* _Set problem_
Collect all lines from the listing that include the string "абзаце".

* _Dataset_
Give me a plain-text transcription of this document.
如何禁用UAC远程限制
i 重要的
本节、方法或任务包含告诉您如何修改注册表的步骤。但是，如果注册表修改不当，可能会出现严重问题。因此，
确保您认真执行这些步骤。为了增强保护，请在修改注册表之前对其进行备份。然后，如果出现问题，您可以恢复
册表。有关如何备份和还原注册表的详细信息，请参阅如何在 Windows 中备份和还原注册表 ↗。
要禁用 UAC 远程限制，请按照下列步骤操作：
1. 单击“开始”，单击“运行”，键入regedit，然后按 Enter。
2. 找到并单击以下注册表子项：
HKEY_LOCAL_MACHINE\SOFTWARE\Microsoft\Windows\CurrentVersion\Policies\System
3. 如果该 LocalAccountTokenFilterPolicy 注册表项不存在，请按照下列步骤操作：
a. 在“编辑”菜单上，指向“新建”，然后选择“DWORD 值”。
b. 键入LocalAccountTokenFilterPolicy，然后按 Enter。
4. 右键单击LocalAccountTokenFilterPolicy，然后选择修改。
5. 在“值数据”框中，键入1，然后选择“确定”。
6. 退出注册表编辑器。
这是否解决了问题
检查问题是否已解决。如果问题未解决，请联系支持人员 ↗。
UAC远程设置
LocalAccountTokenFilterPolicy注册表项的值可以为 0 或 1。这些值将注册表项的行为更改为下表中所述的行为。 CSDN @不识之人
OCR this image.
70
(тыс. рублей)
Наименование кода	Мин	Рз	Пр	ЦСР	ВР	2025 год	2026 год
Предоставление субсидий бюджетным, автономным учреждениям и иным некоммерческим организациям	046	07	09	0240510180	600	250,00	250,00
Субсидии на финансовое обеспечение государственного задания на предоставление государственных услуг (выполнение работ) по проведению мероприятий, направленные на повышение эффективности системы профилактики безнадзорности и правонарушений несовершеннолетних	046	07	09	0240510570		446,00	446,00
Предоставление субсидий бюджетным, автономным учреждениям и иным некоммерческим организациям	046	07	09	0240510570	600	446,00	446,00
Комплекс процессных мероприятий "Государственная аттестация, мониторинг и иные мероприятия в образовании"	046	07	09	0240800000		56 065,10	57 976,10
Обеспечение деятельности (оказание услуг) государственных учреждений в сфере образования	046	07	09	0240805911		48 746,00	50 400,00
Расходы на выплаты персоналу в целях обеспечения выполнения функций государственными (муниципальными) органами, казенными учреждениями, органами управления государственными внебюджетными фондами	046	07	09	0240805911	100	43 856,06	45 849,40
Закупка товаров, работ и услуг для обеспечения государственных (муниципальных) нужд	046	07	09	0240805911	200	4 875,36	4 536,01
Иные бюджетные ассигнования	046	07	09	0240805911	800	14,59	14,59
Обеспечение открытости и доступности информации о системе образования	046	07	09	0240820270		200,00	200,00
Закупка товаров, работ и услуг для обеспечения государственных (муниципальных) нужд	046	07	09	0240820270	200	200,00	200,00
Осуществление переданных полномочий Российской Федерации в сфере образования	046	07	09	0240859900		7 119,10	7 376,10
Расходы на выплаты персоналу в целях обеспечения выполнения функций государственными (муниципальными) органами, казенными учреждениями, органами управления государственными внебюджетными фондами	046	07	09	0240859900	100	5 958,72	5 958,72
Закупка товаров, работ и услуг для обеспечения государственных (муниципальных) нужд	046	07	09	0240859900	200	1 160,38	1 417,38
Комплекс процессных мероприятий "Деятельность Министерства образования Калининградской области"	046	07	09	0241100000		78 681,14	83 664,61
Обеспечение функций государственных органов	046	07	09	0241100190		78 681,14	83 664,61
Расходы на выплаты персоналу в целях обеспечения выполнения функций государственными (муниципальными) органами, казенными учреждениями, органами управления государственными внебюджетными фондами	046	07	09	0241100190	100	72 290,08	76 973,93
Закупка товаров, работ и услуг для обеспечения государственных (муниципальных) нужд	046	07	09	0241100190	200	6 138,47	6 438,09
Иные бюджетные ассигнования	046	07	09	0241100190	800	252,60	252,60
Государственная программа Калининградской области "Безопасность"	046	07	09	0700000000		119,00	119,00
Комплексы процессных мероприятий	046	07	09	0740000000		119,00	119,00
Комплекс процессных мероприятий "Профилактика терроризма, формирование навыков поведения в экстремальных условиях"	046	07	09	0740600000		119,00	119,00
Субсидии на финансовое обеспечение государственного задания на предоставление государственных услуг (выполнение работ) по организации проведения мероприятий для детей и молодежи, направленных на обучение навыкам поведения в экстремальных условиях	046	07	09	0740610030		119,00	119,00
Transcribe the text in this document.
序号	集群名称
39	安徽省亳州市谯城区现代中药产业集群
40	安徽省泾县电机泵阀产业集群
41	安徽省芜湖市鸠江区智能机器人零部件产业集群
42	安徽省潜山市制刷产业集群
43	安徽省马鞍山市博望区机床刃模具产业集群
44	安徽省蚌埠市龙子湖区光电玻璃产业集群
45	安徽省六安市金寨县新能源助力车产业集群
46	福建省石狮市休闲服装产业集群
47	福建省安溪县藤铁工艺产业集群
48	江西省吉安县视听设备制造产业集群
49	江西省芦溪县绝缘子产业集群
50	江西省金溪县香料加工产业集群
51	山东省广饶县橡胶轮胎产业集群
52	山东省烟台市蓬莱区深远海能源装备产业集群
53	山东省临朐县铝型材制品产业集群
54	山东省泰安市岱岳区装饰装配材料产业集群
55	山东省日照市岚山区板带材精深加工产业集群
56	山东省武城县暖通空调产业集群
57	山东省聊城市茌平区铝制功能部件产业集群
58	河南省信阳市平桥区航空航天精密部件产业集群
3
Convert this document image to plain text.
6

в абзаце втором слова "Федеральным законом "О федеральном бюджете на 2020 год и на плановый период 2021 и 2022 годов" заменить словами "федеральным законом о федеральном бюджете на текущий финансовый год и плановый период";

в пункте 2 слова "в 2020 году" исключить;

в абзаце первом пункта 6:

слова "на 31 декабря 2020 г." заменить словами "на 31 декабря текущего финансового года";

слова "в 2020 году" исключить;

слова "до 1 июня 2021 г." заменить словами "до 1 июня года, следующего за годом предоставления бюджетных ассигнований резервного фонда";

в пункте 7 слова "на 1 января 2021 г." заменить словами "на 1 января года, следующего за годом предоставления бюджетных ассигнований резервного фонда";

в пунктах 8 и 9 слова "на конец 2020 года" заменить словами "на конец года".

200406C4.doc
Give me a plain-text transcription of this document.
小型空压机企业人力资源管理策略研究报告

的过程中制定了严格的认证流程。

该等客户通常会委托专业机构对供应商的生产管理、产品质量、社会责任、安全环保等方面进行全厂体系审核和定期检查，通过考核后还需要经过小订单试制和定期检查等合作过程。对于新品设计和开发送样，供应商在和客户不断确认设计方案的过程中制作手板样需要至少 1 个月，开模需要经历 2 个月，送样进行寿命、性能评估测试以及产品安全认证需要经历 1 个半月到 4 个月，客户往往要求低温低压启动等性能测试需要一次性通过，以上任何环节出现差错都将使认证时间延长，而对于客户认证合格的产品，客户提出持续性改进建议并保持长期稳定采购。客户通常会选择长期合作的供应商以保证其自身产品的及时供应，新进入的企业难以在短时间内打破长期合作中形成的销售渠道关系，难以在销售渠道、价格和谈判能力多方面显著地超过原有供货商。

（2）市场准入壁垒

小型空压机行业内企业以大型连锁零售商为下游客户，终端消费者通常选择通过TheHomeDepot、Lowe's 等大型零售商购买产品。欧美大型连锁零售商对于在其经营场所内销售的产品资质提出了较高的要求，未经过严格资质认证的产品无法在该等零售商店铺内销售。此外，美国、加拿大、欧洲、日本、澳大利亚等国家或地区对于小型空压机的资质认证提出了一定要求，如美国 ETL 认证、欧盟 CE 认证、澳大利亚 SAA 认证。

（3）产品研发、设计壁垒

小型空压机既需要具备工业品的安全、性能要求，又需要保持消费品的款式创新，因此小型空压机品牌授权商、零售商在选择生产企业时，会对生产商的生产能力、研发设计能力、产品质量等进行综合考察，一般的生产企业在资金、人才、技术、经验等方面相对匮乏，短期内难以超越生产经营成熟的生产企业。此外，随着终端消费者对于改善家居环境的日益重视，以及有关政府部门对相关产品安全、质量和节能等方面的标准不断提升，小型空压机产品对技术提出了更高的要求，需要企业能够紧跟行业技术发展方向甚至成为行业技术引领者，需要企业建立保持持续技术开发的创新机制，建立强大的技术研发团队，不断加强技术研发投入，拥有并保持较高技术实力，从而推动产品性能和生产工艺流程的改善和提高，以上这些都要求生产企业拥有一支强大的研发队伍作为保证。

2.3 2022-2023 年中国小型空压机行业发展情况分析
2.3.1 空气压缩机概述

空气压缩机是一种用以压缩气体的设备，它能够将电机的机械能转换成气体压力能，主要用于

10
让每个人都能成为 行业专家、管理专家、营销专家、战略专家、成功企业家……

* _Answer to the exercise_
в абзаце втором слова "Федеральным законом "О федеральном бюджете на 2020 год и на плановый период 2021 и 2022 годов" заменить словами "федеральным законом о федеральном бюджете на текущий финансовый год и плановый период";
в абзаце первом пункта 6:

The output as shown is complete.